- **Aim**: Transcribe each record exactly. Include every one.

- **Dataset content**:
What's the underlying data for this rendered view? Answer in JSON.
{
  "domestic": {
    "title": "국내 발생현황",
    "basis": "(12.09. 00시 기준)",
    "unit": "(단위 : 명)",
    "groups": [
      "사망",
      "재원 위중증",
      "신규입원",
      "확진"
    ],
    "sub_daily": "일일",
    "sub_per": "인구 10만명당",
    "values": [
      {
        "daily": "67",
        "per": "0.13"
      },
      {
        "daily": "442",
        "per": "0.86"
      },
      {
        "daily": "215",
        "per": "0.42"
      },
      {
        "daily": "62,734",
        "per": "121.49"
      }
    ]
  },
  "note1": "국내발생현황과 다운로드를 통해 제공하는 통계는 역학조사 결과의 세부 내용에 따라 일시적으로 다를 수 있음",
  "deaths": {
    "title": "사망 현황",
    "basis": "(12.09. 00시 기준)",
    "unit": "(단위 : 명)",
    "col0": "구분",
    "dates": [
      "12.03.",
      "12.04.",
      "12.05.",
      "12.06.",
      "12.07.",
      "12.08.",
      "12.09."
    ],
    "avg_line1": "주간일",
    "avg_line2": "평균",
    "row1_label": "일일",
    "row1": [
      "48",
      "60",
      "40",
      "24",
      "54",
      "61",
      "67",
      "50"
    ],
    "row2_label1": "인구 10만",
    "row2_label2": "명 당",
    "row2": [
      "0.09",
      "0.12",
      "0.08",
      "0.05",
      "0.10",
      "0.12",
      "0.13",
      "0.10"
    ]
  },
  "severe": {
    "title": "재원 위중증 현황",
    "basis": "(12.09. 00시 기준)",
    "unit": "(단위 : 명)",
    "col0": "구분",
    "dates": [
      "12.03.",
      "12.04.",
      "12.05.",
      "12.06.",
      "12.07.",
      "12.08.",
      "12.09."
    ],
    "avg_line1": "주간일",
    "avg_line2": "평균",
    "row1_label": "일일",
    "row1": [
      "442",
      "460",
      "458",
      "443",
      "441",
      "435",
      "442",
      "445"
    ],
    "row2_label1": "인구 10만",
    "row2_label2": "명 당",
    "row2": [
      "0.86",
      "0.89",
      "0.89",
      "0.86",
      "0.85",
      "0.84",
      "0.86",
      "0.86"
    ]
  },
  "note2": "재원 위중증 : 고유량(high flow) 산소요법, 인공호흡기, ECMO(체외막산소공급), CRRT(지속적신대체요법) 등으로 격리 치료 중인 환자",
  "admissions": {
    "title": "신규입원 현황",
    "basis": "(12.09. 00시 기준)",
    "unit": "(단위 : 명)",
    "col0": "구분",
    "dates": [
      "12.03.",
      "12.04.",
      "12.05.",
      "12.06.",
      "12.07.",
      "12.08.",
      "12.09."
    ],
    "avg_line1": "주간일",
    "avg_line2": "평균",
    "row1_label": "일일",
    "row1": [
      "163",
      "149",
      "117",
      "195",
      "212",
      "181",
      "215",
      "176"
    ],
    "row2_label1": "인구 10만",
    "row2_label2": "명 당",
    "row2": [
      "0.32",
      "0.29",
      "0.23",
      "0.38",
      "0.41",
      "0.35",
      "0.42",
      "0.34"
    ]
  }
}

- **Exercise result**:
What's the underlying data for this rendered view? Answer in JSON.
{
  "domestic": {
    "title": "국내 발생현황",
    "basis": "(12.09. 00시 기준)",
    "unit": "(단위 : 명)",
    "groups": [
      "사망",
      "재원 위중증",
      "신규입원",
      "확진"
    ],
    "sub_daily": "일일",
    "sub_per": "인구 10만명당",
    "values": [
      {
        "daily": "67",
        "per": "0.13"
      },
      {
        "daily": "442",
        "per": "0.86"
      },
      {
        "daily": "215",
        "per": "0.42"
      },
      {
        "daily": "62,734",
        "per": "121.49"
      }
    ]
  },
  "note1": "국내발생현황과 다운로드를 통해 제공하는 통계는 역학조사 결과의 세부 내용에 따라 일시적으로 다를 수 있음",
  "deaths": {
    "title": "사망 현황",
    "basis": "(12.09. 00시 기준)",
    "unit": "(단위 : 명)",
    "col0": "구분",
    "dates": [
      "12.03.",
      "12.04.",
      "12.05.",
      "12.06.",
      "12.07.",
      "12.08.",
      "12.09."
    ],
    "avg_line1": "주간일",
    "avg_line2": "평균",
    "row1_label": "일일",
    "row1": [
      "48",
      "60",
      "40",
      "24",
      "54",
      "61",
      "67",
      "50"
    ],
    "row2_label1": "인구 10만",
    "row2_label2": "명 당",
    "row2": [
      "0.09",
      "0.12",
      "0.08",
      "0.05",
      "0.10",
      "0.12",
      "0.13",
      "0.10"
    ]
  },
  "severe": {
    "title": "재원 위중증 현황",
    "basis": "(12.09. 00시 기준)",
    "unit": "(단위 : 명)",
    "col0": "구분",
    "dates": [
      "12.03.",
      "12.04.",
      "12.05.",
      "12.06.",
      "12.07.",
      "12.08.",
      "12.09."
    ],
    "avg_line1": "주간일",
    "avg_line2": "평균",
    "row1_label": "일일",
    "row1": [
      "442",
      "460",
      "458",
      "443",
      "441",
      "435",
      "442",
      "445"
    ],
    "row2_label1": "인구 10만",
    "row2_label2": "명 당",
    "row2": [
      "0.86",
      "0.89",
      "0.89",
      "0.86",
      "0.85",
      "0.84",
      "0.86",
      "0.86"
    ]
  },
  "note2": "재원 위중증 : 고유량(high flow) 산소요법, 인공호흡기, ECMO(체외막산소공급), CRRT(지속적신대체요법) 등으로 격리 치료 중인 환자",
  "admissions": {
    "title": "신규입원 현황",
    "basis": "(12.09. 00시 기준)",
    "unit": "(단위 : 명)",
    "col0": "구분",
    "dates": [
      "12.03.",
      "12.04.",
      "12.05.",
      "12.06.",
      "12.07.",
      "12.08.",
      "12.09."
    ],
    "avg_line1": "주간일",
    "avg_line2": "평균",
    "row1_label": "일일",
    "row1": [
      "163",
      "149",
      "117",
      "195",
      "212",
      "181",
      "215",
      "176"
    ],
    "row2_label1": "인구 10만",
    "row2_label2": "명 당",
    "row2": [
      "0.32",
      "0.29",
      "0.23",
      "0.38",
      "0.41",
      "0.35",
      "0.42",
      "0.34"
    ]
  }
}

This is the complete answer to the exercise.